***** RECORDS *****

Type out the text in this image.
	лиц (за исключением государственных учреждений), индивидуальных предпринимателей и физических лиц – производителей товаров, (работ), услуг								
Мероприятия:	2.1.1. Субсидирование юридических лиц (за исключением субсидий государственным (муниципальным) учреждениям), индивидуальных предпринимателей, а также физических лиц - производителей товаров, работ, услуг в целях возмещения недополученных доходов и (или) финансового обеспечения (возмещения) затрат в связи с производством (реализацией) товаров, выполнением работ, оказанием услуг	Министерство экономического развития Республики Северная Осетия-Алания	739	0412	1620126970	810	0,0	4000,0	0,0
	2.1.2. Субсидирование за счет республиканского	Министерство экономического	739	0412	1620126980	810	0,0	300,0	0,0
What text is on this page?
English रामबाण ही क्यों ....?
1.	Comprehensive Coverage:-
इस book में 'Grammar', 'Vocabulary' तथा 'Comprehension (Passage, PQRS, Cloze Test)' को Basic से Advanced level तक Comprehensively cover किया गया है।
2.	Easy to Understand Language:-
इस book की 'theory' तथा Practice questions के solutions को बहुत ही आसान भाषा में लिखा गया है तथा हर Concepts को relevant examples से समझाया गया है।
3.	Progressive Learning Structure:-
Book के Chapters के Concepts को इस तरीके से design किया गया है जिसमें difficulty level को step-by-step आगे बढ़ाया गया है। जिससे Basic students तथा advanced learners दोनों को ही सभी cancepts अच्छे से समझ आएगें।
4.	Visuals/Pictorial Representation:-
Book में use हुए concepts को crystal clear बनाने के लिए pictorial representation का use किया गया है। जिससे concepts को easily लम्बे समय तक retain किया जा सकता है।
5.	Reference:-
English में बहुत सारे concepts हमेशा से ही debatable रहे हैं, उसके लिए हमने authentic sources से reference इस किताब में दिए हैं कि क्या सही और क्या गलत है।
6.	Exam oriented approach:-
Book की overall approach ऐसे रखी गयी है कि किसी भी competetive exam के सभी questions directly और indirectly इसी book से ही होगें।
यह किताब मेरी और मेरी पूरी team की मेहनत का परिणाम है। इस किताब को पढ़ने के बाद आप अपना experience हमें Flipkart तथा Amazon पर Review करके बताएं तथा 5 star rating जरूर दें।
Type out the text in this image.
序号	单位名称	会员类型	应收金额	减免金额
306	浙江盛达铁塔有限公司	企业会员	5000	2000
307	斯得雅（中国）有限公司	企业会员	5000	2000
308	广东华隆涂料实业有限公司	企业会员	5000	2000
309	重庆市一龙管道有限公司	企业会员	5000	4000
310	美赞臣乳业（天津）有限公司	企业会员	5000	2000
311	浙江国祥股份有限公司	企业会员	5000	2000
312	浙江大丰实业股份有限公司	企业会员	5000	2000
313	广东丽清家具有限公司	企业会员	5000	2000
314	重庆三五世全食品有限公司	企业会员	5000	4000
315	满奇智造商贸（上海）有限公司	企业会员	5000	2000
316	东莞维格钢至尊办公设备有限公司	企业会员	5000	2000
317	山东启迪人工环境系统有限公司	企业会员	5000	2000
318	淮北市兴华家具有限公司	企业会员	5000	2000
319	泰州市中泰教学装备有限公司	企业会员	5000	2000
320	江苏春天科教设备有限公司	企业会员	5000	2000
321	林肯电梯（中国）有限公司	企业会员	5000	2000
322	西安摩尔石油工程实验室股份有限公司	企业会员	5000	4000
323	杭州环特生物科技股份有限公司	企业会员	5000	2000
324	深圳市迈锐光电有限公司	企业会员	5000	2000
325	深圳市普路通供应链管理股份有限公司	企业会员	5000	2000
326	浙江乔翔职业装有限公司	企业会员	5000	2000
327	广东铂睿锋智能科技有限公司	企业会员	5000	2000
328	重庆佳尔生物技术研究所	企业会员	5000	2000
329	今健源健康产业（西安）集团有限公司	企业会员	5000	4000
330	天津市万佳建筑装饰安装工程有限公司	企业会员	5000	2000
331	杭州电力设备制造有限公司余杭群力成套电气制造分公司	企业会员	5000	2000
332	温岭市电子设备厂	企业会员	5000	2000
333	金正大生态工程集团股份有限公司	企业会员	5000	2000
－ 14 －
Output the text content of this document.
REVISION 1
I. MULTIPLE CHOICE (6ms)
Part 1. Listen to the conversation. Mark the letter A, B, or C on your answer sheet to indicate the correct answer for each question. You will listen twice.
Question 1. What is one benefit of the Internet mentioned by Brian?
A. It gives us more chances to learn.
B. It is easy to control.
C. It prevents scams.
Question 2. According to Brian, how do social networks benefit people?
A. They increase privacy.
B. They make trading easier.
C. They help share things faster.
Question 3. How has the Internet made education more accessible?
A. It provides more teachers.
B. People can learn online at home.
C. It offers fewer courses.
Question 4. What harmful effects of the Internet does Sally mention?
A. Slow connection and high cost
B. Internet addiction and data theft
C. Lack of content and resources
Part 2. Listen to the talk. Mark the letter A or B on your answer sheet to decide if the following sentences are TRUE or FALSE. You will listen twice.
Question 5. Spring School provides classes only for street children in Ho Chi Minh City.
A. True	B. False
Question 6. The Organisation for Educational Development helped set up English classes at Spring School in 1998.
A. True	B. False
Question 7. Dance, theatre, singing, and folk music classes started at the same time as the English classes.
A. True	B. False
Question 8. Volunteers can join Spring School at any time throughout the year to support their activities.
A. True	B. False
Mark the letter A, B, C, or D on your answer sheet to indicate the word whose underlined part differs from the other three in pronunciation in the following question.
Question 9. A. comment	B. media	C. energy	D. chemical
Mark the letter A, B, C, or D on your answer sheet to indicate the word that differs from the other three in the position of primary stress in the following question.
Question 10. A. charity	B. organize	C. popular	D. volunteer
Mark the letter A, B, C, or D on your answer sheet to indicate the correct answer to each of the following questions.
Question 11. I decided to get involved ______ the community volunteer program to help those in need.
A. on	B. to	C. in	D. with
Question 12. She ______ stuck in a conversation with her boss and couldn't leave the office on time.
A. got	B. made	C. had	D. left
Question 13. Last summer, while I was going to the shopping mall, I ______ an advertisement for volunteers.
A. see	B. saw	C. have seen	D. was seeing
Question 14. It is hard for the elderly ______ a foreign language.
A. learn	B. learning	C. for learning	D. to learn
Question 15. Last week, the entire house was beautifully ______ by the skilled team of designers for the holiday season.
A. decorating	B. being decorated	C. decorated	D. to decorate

*****

§ EXERCISE
For each line above that contains the word "физических", copy that line.

§ THE COMPLETED TASK
	лиц (за исключением государственных учреждений), индивидуальных предпринимателей и физических лиц – производителей товаров, (работ), услуг								
Мероприятия:	2.1.1. Субсидирование юридических лиц (за исключением субсидий государственным (муниципальным) учреждениям), индивидуальных предпринимателей, а также физических лиц - производителей товаров, работ, услуг в целях возмещения недополученных доходов и (или) финансового обеспечения (возмещения) затрат в связи с производством (реализацией) товаров, выполнением работ, оказанием услуг	Министерство экономического развития Республики Северная Осетия-Алания	739	0412	1620126970	810	0,0	4000,0	0,0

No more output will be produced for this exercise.